→ **To do**
Copy the data exactly as it appears, and do not include any pictures.

→ **Dataset records**

==============================

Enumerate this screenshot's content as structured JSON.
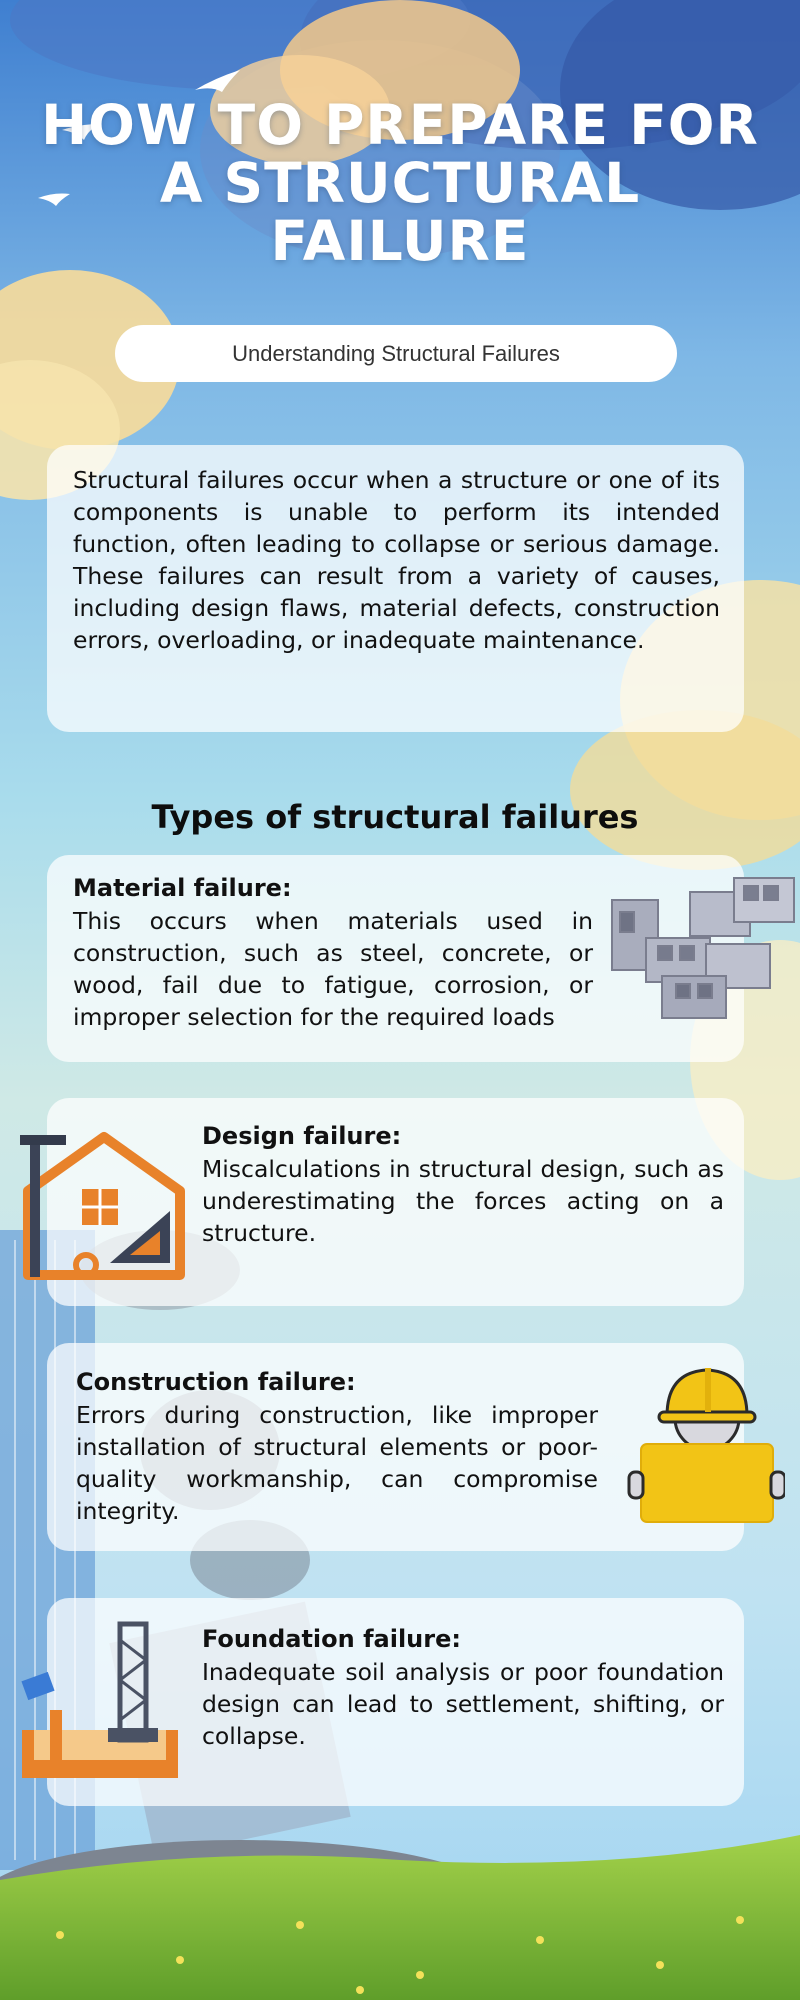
{
  "header": {
    "title": "HOW TO PREPARE FOR A STRUCTURAL FAILURE",
    "subtitle_pill": "Understanding Structural Failures"
  },
  "intro": {
    "text": "Structural failures occur when a structure or one of its components is unable to perform its intended function, often leading to collapse or serious damage. These failures can result from a variety of causes, including design flaws, material defects, construction errors, overloading, or inadequate maintenance."
  },
  "types": {
    "heading": "Types of structural failures",
    "items": [
      {
        "title": "Material failure:",
        "text": "This occurs when materials used in construction, such as steel, concrete, or wood, fail due to fatigue, corrosion, or improper selection for the required loads",
        "icon": "concrete-blocks-icon"
      },
      {
        "title": "Design failure:",
        "text": "Miscalculations in structural design, such as underestimating the forces acting on a structure.",
        "icon": "house-blueprint-icon"
      },
      {
        "title": "Construction failure:",
        "text": "Errors during construction, like improper installation of structural elements or poor-quality workmanship, can compromise integrity.",
        "icon": "construction-worker-icon"
      },
      {
        "title": "Foundation failure:",
        "text": "Inadequate soil analysis or poor foundation design can lead to settlement, shifting, or collapse.",
        "icon": "foundation-drill-icon"
      }
    ]
  },
  "colors": {
    "sky_top": "#4a8fd8",
    "sky_mid": "#8cc8ea",
    "grass": "#8cc63f",
    "accent_orange": "#e8822a",
    "hardhat_yellow": "#f2c416"
  }
}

==============================

→ **Result of this exercise**
Enumerate this screenshot's content as structured JSON.
{
  "header": {
    "title": "HOW TO PREPARE FOR A STRUCTURAL FAILURE",
    "subtitle_pill": "Understanding Structural Failures"
  },
  "intro": {
    "text": "Structural failures occur when a structure or one of its components is unable to perform its intended function, often leading to collapse or serious damage. These failures can result from a variety of causes, including design flaws, material defects, construction errors, overloading, or inadequate maintenance."
  },
  "types": {
    "heading": "Types of structural failures",
    "items": [
      {
        "title": "Material failure:",
        "text": "This occurs when materials used in construction, such as steel, concrete, or wood, fail due to fatigue, corrosion, or improper selection for the required loads",
        "icon": "concrete-blocks-icon"
      },
      {
        "title": "Design failure:",
        "text": "Miscalculations in structural design, such as underestimating the forces acting on a structure.",
        "icon": "house-blueprint-icon"
      },
      {
        "title": "Construction failure:",
        "text": "Errors during construction, like improper installation of structural elements or poor-quality workmanship, can compromise integrity.",
        "icon": "construction-worker-icon"
      },
      {
        "title": "Foundation failure:",
        "text": "Inadequate soil analysis or poor foundation design can lead to settlement, shifting, or collapse.",
        "icon": "foundation-drill-icon"
      }
    ]
  },
  "colors": {
    "sky_top": "#4a8fd8",
    "sky_mid": "#8cc8ea",
    "grass": "#8cc63f",
    "accent_orange": "#e8822a",
    "hardhat_yellow": "#f2c416"
  }
}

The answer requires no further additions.